__Records provided__:
◆ ◆ ◆ ◆ ◆ ◆ ◆
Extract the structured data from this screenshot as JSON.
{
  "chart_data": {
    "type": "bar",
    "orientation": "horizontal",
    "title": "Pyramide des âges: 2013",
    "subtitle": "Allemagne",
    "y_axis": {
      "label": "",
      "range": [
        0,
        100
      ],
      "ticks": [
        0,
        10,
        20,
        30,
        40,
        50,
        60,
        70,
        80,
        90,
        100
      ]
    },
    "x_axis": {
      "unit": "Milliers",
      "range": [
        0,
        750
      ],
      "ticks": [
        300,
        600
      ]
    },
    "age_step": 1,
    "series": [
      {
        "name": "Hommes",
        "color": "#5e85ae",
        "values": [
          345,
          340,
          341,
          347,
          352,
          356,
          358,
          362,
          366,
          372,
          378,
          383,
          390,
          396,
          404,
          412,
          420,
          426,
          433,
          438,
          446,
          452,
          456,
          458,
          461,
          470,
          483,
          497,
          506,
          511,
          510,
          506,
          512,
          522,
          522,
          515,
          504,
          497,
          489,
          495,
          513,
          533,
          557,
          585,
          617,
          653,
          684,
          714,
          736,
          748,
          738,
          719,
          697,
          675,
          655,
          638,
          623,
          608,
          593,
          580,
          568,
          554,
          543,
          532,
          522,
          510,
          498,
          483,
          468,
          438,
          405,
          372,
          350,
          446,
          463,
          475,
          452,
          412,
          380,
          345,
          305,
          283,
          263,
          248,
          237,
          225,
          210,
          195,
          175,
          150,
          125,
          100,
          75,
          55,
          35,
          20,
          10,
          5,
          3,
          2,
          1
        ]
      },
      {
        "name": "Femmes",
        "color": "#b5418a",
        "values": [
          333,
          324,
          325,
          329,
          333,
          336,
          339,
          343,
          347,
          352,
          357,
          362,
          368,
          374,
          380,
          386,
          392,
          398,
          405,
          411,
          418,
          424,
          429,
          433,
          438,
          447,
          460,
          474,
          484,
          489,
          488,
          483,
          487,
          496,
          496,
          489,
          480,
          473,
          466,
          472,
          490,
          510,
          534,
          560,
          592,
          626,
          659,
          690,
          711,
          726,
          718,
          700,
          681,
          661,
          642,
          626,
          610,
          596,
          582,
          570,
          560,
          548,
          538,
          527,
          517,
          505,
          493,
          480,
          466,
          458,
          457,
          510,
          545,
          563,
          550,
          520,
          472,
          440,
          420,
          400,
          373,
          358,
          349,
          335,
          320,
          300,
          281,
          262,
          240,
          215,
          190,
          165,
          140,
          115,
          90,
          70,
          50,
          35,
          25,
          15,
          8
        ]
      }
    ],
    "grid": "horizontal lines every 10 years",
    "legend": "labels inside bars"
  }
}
◆ ◆ ◆ ◆ ◆ ◆ ◆
__Problem description__:
Repeat back the data above, exact to the last character.

__The reply__:
Extract the structured data from this screenshot as JSON.
{
  "chart_data": {
    "type": "bar",
    "orientation": "horizontal",
    "title": "Pyramide des âges: 2013",
    "subtitle": "Allemagne",
    "y_axis": {
      "label": "",
      "range": [
        0,
        100
      ],
      "ticks": [
        0,
        10,
        20,
        30,
        40,
        50,
        60,
        70,
        80,
        90,
        100
      ]
    },
    "x_axis": {
      "unit": "Milliers",
      "range": [
        0,
        750
      ],
      "ticks": [
        300,
        600
      ]
    },
    "age_step": 1,
    "series": [
      {
        "name": "Hommes",
        "color": "#5e85ae",
        "values": [
          345,
          340,
          341,
          347,
          352,
          356,
          358,
          362,
          366,
          372,
          378,
          383,
          390,
          396,
          404,
          412,
          420,
          426,
          433,
          438,
          446,
          452,
          456,
          458,
          461,
          470,
          483,
          497,
          506,
          511,
          510,
          506,
          512,
          522,
          522,
          515,
          504,
          497,
          489,
          495,
          513,
          533,
          557,
          585,
          617,
          653,
          684,
          714,
          736,
          748,
          738,
          719,
          697,
          675,
          655,
          638,
          623,
          608,
          593,
          580,
          568,
          554,
          543,
          532,
          522,
          510,
          498,
          483,
          468,
          438,
          405,
          372,
          350,
          446,
          463,
          475,
          452,
          412,
          380,
          345,
          305,
          283,
          263,
          248,
          237,
          225,
          210,
          195,
          175,
          150,
          125,
          100,
          75,
          55,
          35,
          20,
          10,
          5,
          3,
          2,
          1
        ]
      },
      {
        "name": "Femmes",
        "color": "#b5418a",
        "values": [
          333,
          324,
          325,
          329,
          333,
          336,
          339,
          343,
          347,
          352,
          357,
          362,
          368,
          374,
          380,
          386,
          392,
          398,
          405,
          411,
          418,
          424,
          429,
          433,
          438,
          447,
          460,
          474,
          484,
          489,
          488,
          483,
          487,
          496,
          496,
          489,
          480,
          473,
          466,
          472,
          490,
          510,
          534,
          560,
          592,
          626,
          659,
          690,
          711,
          726,
          718,
          700,
          681,
          661,
          642,
          626,
          610,
          596,
          582,
          570,
          560,
          548,
          538,
          527,
          517,
          505,
          493,
          480,
          466,
          458,
          457,
          510,
          545,
          563,
          550,
          520,
          472,
          440,
          420,
          400,
          373,
          358,
          349,
          335,
          320,
          300,
          281,
          262,
          240,
          215,
          190,
          165,
          140,
          115,
          90,
          70,
          50,
          35,
          25,
          15,
          8
        ]
      }
    ],
    "grid": "horizontal lines every 10 years",
    "legend": "labels inside bars"
  }
}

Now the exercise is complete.